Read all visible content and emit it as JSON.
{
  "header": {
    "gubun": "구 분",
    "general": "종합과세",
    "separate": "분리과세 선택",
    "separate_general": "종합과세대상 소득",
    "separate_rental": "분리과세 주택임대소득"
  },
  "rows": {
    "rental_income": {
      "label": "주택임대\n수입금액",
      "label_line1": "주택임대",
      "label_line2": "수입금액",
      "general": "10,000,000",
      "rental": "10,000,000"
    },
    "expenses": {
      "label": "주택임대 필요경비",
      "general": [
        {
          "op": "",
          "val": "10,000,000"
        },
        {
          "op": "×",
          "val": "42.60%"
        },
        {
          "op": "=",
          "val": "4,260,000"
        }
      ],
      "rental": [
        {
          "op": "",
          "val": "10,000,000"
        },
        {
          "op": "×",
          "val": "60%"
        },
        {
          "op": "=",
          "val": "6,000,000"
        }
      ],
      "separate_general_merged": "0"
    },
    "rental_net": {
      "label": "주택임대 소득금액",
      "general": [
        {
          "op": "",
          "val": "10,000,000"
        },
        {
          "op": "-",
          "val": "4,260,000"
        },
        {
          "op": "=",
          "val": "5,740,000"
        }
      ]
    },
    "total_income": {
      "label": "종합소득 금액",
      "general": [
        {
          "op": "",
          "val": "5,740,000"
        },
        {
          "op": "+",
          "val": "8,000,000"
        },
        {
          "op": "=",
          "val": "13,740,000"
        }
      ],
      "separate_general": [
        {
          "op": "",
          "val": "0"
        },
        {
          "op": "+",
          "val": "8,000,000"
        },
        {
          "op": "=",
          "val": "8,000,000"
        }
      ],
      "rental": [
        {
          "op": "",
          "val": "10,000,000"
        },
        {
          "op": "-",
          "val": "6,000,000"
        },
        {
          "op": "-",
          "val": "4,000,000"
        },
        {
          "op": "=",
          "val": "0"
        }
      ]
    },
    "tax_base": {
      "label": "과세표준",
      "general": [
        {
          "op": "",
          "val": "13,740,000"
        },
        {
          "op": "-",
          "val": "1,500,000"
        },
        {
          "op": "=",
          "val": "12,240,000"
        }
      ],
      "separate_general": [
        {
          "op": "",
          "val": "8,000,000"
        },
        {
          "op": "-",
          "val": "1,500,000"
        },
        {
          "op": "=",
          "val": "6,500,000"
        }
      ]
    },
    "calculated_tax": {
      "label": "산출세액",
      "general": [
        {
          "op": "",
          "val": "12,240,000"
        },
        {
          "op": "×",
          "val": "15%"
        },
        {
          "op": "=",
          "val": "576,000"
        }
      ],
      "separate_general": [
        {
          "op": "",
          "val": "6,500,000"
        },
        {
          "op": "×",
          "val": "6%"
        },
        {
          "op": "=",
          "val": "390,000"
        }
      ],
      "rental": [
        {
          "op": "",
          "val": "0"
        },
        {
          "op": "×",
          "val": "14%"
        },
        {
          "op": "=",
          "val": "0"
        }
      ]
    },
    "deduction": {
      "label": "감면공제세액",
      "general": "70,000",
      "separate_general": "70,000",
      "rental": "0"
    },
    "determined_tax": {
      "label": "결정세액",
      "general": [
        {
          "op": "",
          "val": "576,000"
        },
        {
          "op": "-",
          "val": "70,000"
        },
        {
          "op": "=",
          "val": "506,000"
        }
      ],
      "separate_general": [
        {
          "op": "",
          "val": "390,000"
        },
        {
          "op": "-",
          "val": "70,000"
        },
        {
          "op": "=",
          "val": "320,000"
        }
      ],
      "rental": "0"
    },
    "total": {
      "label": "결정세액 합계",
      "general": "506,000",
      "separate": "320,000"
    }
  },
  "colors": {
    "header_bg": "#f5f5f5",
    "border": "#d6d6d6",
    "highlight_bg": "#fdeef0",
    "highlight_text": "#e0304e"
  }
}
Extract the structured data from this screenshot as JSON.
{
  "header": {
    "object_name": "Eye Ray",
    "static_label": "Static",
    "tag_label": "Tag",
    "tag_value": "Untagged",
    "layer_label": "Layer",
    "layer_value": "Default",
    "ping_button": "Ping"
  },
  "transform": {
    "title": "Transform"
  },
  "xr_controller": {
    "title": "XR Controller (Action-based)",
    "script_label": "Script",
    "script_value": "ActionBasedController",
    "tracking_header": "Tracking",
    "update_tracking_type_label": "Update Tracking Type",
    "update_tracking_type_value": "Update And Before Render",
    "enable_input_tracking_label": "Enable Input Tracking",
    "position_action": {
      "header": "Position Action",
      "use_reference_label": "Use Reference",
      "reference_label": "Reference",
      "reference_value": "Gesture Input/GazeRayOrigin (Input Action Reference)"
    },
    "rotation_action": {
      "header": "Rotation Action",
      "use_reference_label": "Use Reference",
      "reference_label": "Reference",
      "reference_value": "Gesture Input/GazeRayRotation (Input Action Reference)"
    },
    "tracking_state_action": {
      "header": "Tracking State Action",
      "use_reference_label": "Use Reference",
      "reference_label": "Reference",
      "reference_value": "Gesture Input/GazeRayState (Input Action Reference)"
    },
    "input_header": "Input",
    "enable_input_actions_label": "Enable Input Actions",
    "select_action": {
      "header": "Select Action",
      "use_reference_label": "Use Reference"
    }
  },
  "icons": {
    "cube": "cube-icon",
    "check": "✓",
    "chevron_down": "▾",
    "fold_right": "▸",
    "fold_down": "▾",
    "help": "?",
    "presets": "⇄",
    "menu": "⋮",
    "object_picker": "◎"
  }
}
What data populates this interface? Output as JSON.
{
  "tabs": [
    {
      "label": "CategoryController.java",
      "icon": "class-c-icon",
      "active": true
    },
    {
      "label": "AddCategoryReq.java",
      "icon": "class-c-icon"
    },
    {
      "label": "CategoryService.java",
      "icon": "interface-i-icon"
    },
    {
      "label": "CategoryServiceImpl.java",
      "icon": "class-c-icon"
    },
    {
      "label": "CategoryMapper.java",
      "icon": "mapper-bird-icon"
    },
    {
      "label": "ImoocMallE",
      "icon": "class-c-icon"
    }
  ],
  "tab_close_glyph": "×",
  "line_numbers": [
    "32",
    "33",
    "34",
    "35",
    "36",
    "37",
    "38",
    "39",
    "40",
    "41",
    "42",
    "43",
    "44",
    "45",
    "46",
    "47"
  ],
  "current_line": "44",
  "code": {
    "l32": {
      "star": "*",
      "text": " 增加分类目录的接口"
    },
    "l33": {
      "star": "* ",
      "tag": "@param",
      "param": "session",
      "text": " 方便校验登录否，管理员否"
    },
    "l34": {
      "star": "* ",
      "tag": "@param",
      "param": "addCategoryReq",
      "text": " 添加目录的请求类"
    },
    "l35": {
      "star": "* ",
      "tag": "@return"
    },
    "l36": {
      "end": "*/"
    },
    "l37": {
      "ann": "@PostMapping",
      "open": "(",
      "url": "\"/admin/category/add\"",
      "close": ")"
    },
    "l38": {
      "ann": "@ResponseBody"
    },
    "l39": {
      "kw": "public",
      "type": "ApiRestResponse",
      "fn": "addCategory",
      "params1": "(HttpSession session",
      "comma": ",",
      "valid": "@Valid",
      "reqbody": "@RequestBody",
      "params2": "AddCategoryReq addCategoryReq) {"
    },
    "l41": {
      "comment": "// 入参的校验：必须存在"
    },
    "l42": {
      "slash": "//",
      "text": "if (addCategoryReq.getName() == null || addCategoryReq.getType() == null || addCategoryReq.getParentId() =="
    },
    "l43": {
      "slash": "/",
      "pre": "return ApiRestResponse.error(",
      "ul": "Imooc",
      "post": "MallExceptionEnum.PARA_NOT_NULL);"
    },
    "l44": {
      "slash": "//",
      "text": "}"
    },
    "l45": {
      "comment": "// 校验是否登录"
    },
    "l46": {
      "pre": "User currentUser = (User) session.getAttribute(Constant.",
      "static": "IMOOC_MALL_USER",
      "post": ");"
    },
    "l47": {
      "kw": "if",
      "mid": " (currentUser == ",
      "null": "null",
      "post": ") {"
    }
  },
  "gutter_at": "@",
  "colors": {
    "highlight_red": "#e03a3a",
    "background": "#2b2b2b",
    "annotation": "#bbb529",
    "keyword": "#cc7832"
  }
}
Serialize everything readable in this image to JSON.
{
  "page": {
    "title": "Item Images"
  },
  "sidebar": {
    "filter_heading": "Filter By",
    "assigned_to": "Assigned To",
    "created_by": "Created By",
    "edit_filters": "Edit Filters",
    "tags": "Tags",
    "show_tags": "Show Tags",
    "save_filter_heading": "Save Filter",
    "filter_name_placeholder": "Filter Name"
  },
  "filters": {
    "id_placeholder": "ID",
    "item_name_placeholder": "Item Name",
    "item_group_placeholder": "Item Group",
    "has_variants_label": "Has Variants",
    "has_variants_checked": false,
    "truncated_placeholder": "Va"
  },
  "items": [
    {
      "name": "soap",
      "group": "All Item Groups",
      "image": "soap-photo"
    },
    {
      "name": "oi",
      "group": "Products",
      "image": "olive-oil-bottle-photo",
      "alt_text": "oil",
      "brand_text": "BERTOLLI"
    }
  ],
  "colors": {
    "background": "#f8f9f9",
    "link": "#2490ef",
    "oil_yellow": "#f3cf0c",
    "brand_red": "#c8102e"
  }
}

• SET PROBLEM
Go through the data and gather every line that holds "background".

• ANSWER TO THIS EXERCISE
    "background": "#2b2b2b",
    "background": "#f8f9f9",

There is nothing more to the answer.